__RECORDS TO USE__
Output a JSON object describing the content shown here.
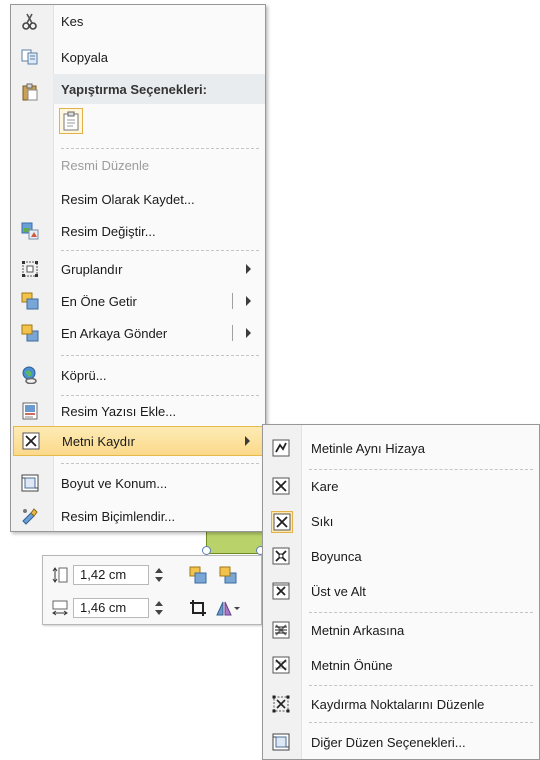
{
  "main_menu": {
    "cut": "Kes",
    "copy": "Kopyala",
    "paste_options_header": "Yapıştırma Seçenekleri:",
    "edit_picture": "Resmi Düzenle",
    "save_as_picture": "Resim Olarak Kaydet...",
    "change_picture": "Resim Değiştir...",
    "group": "Gruplandır",
    "bring_to_front": "En Öne Getir",
    "send_to_back": "En Arkaya Gönder",
    "hyperlink": "Köprü...",
    "insert_caption": "Resim Yazısı Ekle...",
    "wrap_text": "Metni Kaydır",
    "size_position": "Boyut ve Konum...",
    "format_picture": "Resim Biçimlendir..."
  },
  "wrap_submenu": {
    "in_line": "Metinle Aynı Hizaya",
    "square": "Kare",
    "tight": "Sıkı",
    "through": "Boyunca",
    "top_bottom": "Üst ve Alt",
    "behind_text": "Metnin Arkasına",
    "in_front": "Metnin Önüne",
    "edit_wrap_points": "Kaydırma Noktalarını Düzenle",
    "more_layout": "Diğer Düzen Seçenekleri..."
  },
  "mini_toolbar": {
    "height_value": "1,42 cm",
    "width_value": "1,46 cm"
  }
}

__TASK DESCRIPTION__
Write out the full set of lines verbatim, without the pictures.

__ANSWER FOR THIS EXERCISE__
Output a JSON object describing the content shown here.
{
  "main_menu": {
    "cut": "Kes",
    "copy": "Kopyala",
    "paste_options_header": "Yapıştırma Seçenekleri:",
    "edit_picture": "Resmi Düzenle",
    "save_as_picture": "Resim Olarak Kaydet...",
    "change_picture": "Resim Değiştir...",
    "group": "Gruplandır",
    "bring_to_front": "En Öne Getir",
    "send_to_back": "En Arkaya Gönder",
    "hyperlink": "Köprü...",
    "insert_caption": "Resim Yazısı Ekle...",
    "wrap_text": "Metni Kaydır",
    "size_position": "Boyut ve Konum...",
    "format_picture": "Resim Biçimlendir..."
  },
  "wrap_submenu": {
    "in_line": "Metinle Aynı Hizaya",
    "square": "Kare",
    "tight": "Sıkı",
    "through": "Boyunca",
    "top_bottom": "Üst ve Alt",
    "behind_text": "Metnin Arkasına",
    "in_front": "Metnin Önüne",
    "edit_wrap_points": "Kaydırma Noktalarını Düzenle",
    "more_layout": "Diğer Düzen Seçenekleri..."
  },
  "mini_toolbar": {
    "height_value": "1,42 cm",
    "width_value": "1,46 cm"
  }
}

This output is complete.